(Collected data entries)
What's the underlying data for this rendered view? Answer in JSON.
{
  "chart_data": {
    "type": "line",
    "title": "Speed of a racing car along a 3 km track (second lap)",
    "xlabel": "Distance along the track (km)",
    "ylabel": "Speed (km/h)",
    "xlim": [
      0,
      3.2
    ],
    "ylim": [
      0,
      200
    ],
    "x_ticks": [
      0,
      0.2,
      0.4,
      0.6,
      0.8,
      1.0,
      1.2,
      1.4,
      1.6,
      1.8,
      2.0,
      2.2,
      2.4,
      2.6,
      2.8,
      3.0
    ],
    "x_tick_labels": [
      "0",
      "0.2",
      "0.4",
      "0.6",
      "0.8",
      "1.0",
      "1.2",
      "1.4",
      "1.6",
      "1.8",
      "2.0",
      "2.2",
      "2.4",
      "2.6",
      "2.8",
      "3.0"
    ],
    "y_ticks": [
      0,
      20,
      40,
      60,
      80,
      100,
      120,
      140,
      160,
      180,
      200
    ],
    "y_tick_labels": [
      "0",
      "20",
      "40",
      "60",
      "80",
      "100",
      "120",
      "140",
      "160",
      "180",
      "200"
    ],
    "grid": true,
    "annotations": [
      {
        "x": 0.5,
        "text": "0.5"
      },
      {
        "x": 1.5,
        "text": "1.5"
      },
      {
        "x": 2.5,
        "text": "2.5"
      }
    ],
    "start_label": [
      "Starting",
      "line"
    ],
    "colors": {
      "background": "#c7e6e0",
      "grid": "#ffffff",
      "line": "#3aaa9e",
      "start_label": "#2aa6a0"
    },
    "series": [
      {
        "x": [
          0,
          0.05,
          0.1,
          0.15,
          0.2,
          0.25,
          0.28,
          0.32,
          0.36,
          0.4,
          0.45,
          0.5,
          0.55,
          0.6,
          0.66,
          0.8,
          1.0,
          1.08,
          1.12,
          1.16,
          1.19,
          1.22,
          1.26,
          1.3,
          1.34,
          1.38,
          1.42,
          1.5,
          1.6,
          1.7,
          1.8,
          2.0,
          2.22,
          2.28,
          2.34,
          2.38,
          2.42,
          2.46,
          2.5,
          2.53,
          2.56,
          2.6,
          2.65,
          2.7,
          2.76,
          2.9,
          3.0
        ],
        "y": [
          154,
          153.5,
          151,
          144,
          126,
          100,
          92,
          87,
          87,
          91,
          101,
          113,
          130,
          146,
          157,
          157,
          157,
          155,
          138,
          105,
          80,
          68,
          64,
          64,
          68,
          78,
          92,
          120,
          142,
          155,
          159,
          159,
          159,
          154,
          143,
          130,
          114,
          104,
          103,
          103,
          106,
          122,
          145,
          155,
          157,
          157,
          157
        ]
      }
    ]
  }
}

* * *

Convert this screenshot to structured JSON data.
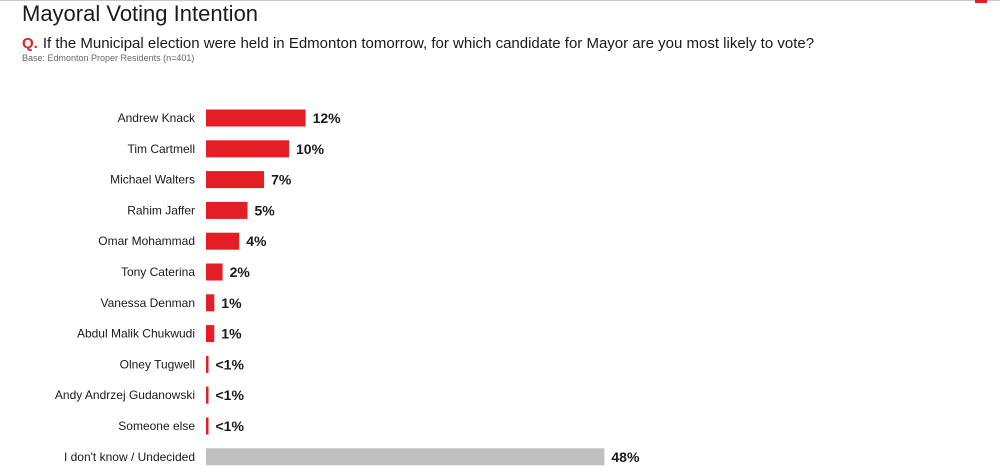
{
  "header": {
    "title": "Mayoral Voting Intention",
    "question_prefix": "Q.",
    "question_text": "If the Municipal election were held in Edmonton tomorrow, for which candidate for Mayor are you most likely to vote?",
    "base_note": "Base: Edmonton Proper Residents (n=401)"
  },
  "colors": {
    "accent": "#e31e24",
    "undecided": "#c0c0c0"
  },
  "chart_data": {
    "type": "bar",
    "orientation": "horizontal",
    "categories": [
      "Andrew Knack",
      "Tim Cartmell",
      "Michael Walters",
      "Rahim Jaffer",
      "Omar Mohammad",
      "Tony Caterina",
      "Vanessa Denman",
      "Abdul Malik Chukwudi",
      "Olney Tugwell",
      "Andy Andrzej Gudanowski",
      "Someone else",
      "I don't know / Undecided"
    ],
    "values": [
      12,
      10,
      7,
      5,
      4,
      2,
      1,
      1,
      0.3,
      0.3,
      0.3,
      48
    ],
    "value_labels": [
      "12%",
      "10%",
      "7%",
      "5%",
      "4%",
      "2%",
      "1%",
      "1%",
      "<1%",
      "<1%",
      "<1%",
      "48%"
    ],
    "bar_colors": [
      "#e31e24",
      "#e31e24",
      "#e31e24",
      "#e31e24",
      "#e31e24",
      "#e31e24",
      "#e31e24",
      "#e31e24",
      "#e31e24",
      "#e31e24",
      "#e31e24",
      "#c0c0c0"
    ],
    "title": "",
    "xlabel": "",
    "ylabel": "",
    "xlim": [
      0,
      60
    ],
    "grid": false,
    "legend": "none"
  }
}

==

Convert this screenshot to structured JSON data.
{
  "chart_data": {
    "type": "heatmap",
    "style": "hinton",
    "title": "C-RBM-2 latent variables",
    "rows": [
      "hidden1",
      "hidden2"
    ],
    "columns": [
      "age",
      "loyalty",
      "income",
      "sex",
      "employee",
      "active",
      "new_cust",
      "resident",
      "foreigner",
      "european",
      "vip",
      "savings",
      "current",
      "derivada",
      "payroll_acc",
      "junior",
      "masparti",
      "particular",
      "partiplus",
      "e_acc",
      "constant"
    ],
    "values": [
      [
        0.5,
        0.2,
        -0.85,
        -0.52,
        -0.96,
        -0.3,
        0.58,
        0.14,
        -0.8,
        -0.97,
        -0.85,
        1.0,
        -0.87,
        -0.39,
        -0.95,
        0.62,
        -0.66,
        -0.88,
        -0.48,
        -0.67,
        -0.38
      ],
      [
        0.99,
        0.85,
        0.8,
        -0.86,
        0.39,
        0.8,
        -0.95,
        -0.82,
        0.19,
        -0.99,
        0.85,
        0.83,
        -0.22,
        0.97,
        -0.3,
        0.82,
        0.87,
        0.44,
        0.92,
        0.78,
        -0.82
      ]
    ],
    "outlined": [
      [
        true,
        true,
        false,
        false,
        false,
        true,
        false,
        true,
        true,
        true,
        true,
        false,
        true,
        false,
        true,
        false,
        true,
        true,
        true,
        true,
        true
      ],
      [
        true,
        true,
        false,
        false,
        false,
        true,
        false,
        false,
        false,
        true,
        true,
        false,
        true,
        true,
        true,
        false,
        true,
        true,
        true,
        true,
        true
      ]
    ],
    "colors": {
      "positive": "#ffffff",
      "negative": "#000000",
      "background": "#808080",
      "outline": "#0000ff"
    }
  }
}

*Aim of the task*: Gather up every line in the data above that contains the word "Edmonton", copying each one.

*Task output*:
    "question_text": "If the Municipal election were held in Edmonton tomorrow, for which candidate for Mayor are you most likely to vote?",
    "base_note": "Base: Edmonton Proper Residents (n=401)"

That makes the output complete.